• PROVIDED RECORDS:
--

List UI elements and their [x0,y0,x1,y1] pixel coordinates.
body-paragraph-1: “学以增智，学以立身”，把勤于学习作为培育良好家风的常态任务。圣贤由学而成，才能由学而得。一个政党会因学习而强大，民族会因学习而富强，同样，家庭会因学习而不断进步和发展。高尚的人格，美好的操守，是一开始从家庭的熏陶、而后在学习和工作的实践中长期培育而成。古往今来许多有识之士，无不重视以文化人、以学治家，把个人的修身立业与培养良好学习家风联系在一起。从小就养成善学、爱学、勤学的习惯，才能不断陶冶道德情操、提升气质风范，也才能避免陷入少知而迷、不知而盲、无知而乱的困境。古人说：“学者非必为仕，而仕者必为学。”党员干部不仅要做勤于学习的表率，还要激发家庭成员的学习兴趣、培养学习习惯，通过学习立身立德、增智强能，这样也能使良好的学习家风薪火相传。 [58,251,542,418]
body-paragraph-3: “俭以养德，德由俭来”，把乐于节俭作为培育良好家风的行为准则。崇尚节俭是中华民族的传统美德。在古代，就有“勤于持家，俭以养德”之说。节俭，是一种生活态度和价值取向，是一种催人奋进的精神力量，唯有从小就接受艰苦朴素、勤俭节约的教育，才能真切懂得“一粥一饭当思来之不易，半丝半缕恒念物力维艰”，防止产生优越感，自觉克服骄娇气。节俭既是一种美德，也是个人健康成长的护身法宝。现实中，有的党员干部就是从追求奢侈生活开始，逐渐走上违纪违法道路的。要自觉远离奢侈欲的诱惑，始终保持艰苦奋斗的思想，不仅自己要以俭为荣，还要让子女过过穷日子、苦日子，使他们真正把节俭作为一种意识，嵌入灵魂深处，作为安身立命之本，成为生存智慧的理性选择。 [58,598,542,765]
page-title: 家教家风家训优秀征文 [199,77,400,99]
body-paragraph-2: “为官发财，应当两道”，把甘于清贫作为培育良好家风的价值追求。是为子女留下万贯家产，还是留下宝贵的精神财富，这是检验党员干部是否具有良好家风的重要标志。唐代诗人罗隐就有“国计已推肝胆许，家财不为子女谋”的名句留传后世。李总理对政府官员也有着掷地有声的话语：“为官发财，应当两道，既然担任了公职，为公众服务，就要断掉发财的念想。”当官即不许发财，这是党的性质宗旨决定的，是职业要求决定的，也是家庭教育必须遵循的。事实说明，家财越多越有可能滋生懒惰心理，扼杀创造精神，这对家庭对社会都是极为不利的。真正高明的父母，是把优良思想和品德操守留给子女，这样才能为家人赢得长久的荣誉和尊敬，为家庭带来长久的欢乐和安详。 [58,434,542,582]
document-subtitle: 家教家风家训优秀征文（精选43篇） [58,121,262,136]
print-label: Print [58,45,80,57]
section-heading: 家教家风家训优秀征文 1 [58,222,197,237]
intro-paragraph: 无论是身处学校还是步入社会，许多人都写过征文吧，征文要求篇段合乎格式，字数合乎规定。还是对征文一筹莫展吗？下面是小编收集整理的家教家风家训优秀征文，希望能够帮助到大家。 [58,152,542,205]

--

Count the lines in the material above that contain the string "paragraph". Give only the number.

• OUTPUT OF THE EXERCISE: 4